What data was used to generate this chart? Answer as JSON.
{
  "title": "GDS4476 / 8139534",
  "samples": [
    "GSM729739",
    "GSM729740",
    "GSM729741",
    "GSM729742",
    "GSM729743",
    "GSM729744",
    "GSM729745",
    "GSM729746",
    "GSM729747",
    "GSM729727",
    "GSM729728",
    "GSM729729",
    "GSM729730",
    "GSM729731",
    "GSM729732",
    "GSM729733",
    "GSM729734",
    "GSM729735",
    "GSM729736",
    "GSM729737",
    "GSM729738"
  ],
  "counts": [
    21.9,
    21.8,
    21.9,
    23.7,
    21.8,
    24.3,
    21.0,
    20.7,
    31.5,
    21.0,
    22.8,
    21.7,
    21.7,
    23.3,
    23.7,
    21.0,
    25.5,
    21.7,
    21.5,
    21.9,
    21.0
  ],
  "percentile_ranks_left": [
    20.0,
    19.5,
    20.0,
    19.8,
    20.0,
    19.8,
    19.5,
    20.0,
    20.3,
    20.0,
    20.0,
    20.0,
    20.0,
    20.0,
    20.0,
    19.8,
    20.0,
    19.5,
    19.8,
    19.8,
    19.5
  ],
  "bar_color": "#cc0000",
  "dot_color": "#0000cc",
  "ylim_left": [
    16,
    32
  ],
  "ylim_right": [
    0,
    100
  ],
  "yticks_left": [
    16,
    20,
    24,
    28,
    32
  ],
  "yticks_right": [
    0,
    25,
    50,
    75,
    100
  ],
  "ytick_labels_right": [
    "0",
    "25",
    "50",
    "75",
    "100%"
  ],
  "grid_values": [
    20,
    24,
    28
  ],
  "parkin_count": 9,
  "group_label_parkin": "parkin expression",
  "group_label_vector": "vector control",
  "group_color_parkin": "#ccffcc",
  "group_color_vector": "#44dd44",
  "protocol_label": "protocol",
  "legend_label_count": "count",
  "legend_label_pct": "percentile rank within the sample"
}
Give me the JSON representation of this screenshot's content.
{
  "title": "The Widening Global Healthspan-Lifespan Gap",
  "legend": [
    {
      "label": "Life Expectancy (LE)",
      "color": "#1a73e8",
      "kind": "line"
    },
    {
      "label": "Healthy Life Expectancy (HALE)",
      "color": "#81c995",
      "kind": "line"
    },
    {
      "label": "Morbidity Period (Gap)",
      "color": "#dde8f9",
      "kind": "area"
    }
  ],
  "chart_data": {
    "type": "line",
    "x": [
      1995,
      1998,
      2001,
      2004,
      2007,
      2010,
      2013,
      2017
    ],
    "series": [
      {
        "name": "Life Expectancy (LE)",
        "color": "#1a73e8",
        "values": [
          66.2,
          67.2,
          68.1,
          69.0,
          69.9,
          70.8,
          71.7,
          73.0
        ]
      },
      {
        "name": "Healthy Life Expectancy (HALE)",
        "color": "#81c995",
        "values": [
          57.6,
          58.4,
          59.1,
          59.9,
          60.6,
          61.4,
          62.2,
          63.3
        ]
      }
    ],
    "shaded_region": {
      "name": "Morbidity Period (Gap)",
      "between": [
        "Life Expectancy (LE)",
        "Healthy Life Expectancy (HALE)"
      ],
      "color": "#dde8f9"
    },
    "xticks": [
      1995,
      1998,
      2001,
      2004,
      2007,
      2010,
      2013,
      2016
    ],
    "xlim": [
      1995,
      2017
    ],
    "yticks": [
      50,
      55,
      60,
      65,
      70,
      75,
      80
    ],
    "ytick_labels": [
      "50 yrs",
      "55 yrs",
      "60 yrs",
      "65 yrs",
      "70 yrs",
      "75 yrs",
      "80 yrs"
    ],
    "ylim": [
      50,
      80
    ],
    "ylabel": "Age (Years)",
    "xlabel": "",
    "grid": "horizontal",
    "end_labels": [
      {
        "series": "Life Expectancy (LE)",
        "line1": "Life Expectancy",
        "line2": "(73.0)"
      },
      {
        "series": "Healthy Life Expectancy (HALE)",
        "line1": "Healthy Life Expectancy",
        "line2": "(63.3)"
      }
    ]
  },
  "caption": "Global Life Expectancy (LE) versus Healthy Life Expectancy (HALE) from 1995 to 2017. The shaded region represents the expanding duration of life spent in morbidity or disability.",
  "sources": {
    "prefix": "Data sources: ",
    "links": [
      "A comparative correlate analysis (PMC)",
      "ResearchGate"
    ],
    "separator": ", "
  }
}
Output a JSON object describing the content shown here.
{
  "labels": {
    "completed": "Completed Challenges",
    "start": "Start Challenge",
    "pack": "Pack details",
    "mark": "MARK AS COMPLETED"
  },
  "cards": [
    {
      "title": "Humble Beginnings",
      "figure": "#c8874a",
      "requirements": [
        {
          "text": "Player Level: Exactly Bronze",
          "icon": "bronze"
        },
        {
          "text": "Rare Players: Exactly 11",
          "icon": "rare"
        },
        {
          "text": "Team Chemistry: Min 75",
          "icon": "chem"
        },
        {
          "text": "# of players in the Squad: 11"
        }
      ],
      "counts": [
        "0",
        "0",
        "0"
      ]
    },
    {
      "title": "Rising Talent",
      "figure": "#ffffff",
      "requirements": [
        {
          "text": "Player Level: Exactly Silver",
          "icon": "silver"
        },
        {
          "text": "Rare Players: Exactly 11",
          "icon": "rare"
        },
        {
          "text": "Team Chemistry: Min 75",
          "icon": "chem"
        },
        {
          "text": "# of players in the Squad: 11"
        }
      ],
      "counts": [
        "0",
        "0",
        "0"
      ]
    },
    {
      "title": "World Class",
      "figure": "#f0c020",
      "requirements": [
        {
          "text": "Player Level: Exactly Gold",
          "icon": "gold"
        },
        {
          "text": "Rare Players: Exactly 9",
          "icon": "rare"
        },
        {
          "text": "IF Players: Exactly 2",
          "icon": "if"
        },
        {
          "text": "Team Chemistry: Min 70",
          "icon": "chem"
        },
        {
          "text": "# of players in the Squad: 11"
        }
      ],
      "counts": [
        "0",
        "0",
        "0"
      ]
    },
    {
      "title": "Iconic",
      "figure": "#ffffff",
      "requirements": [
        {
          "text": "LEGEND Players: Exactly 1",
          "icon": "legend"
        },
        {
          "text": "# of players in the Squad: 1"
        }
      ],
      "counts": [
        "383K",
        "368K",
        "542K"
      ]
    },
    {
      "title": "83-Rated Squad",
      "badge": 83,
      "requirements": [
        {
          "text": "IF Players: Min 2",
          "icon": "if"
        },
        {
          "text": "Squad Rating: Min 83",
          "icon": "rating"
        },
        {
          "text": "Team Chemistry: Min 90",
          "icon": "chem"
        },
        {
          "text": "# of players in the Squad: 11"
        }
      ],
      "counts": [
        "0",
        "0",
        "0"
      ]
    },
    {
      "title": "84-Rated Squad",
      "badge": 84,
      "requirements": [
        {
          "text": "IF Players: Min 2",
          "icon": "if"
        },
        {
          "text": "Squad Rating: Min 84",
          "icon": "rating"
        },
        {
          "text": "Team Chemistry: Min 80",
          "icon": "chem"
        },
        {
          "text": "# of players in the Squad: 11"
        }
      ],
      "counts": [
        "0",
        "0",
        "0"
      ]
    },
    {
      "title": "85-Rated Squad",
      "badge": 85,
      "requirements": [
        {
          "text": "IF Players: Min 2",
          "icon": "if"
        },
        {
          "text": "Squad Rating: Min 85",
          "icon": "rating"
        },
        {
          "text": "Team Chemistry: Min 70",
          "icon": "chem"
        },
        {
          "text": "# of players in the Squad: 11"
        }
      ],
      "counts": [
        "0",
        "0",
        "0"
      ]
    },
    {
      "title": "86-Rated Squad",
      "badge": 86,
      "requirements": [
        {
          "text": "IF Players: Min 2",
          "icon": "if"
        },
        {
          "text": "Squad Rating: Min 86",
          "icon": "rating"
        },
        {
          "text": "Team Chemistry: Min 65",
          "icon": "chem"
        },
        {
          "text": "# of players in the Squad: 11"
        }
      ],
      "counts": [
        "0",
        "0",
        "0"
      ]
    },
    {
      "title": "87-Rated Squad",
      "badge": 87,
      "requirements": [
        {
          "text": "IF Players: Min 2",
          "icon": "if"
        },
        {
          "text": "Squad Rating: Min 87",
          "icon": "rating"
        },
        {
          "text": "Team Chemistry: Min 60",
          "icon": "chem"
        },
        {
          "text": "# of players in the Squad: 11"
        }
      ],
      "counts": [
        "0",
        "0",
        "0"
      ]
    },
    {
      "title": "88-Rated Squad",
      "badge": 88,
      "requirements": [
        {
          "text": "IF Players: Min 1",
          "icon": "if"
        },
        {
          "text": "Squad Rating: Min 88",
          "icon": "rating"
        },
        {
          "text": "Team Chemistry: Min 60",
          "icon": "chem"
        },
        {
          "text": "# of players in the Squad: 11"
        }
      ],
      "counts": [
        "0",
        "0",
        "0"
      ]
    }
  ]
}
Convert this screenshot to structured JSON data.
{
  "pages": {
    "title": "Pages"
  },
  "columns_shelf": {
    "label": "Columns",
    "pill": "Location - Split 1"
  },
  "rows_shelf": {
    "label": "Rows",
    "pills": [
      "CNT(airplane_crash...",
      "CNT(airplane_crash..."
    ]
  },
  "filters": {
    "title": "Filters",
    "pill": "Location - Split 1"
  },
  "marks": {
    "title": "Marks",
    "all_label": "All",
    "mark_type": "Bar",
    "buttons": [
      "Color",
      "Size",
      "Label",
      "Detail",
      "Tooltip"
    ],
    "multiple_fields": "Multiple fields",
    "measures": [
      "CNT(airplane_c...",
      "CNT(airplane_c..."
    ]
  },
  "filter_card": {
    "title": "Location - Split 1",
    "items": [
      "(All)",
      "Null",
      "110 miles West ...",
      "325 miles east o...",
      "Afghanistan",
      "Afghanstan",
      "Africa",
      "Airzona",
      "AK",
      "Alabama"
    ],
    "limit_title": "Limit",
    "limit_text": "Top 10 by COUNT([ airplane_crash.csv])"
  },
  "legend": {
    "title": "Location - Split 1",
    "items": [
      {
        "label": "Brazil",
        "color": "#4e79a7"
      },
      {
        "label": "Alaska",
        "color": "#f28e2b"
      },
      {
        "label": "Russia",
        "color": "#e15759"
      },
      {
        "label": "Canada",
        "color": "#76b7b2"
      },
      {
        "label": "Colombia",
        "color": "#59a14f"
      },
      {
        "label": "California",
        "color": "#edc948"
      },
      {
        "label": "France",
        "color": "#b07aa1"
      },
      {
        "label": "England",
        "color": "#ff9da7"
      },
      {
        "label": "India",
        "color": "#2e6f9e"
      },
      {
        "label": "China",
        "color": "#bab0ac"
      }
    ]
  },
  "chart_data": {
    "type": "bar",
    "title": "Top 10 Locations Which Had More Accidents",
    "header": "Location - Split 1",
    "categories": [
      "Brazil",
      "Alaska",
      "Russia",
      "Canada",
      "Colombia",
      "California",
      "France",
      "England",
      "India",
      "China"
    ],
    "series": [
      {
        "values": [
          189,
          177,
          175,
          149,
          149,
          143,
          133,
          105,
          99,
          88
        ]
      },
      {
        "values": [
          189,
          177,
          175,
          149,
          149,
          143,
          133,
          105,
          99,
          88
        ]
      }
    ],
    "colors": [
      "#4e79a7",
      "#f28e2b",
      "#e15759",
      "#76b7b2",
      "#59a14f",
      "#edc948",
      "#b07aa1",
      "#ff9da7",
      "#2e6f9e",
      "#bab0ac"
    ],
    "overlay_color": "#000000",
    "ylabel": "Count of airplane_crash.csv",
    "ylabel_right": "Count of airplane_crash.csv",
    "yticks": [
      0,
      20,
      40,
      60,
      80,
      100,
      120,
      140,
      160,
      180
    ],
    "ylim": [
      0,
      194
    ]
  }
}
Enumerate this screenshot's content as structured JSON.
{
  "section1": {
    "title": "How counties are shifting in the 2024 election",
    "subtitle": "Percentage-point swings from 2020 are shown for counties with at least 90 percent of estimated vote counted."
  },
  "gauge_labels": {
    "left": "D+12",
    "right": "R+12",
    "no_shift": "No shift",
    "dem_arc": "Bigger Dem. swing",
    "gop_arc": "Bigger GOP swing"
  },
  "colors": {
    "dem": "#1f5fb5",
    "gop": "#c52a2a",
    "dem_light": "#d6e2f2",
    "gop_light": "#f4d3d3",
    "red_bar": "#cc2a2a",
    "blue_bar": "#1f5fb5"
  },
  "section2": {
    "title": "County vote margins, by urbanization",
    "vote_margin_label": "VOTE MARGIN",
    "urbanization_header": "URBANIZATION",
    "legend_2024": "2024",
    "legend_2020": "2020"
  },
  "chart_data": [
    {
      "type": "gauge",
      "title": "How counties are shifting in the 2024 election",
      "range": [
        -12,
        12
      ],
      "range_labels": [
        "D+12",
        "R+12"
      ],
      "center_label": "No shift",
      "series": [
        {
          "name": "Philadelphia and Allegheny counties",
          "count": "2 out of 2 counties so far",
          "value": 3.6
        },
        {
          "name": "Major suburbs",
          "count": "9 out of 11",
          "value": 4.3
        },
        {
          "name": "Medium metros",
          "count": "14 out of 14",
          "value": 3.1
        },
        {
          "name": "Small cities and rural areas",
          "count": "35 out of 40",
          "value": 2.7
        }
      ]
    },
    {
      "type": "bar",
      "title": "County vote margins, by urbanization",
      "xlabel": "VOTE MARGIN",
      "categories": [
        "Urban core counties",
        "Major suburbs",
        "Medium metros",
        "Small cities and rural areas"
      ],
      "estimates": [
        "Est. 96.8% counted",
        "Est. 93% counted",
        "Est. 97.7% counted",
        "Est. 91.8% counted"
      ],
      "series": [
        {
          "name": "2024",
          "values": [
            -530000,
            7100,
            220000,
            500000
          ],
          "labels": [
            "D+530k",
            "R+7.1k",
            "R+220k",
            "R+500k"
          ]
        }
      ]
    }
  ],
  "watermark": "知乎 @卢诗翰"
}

__What to produce__: Among these entries, how many lines include the string "structured"? Reply with the number by itself.

__Result of the task__: 2